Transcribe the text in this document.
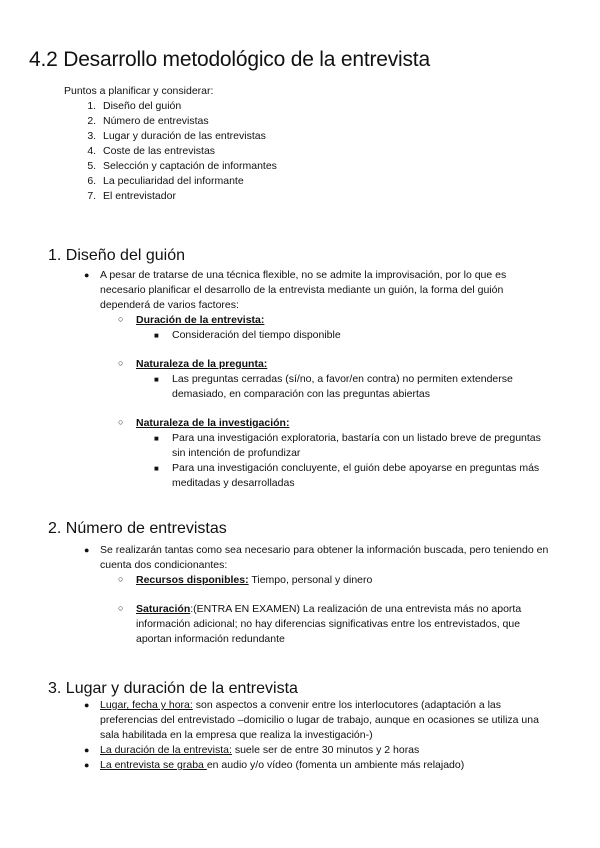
4.2 Desarrollo metodológico de la entrevista
Puntos a planificar y considerar:
1. Diseño del guión
2. Número de entrevistas
3. Lugar y duración de las entrevistas
4. Coste de las entrevistas
5. Selección y captación de informantes
6. La peculiaridad del informante
7. El entrevistador
1. Diseño del guión
● A pesar de tratarse de una técnica flexible, no se admite la improvisación, por lo que es necesario planificar el desarrollo de la entrevista mediante un guión, la forma del guión dependerá de varios factores:
○ Duración de la entrevista:
■ Consideración del tiempo disponible
○ Naturaleza de la pregunta:
■ Las preguntas cerradas (sí/no, a favor/en contra) no permiten extenderse demasiado, en comparación con las preguntas abiertas
○ Naturaleza de la investigación:
■ Para una investigación exploratoria, bastaría con un listado breve de preguntas sin intención de profundizar
■ Para una investigación concluyente, el guión debe apoyarse en preguntas más meditadas y desarrolladas
2. Número de entrevistas
● Se realizarán tantas como sea necesario para obtener la información buscada, pero teniendo en cuenta dos condicionantes:
○ Recursos disponibles: Tiempo, personal y dinero
○ Saturación:(ENTRA EN EXAMEN) La realización de una entrevista más no aporta información adicional; no hay diferencias significativas entre los entrevistados, que aportan información redundante
3. Lugar y duración de la entrevista
● Lugar, fecha y hora: son aspectos a convenir entre los interlocutores (adaptación a las preferencias del entrevistado –domicilio o lugar de trabajo, aunque en ocasiones se utiliza una sala habilitada en la empresa que realiza la investigación-)
● La duración de la entrevista: suele ser de entre 30 minutos y 2 horas
● La entrevista se graba en audio y/o vídeo (fomenta un ambiente más relajado)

☆ ☆ ☆ ☆ ☆ ☆ ☆

**GIVEN PROBLEM**
Reproduce each line exactly, please, except for any pictures.

**EXPECTED ANSWER**
Transcribe the text in this document.
4.2 Desarrollo metodológico de la entrevista
Puntos a planificar y considerar:
1. Diseño del guión
2. Número de entrevistas
3. Lugar y duración de las entrevistas
4. Coste de las entrevistas
5. Selección y captación de informantes
6. La peculiaridad del informante
7. El entrevistador
1. Diseño del guión
● A pesar de tratarse de una técnica flexible, no se admite la improvisación, por lo que es necesario planificar el desarrollo de la entrevista mediante un guión, la forma del guión dependerá de varios factores:
○ Duración de la entrevista:
■ Consideración del tiempo disponible
○ Naturaleza de la pregunta:
■ Las preguntas cerradas (sí/no, a favor/en contra) no permiten extenderse demasiado, en comparación con las preguntas abiertas
○ Naturaleza de la investigación:
■ Para una investigación exploratoria, bastaría con un listado breve de preguntas sin intención de profundizar
■ Para una investigación concluyente, el guión debe apoyarse en preguntas más meditadas y desarrolladas
2. Número de entrevistas
● Se realizarán tantas como sea necesario para obtener la información buscada, pero teniendo en cuenta dos condicionantes:
○ Recursos disponibles: Tiempo, personal y dinero
○ Saturación:(ENTRA EN EXAMEN) La realización de una entrevista más no aporta información adicional; no hay diferencias significativas entre los entrevistados, que aportan información redundante
3. Lugar y duración de la entrevista
● Lugar, fecha y hora: son aspectos a convenir entre los interlocutores (adaptación a las preferencias del entrevistado –domicilio o lugar de trabajo, aunque en ocasiones se utiliza una sala habilitada en la empresa que realiza la investigación-)
● La duración de la entrevista: suele ser de entre 30 minutos y 2 horas
● La entrevista se graba en audio y/o vídeo (fomenta un ambiente más relajado)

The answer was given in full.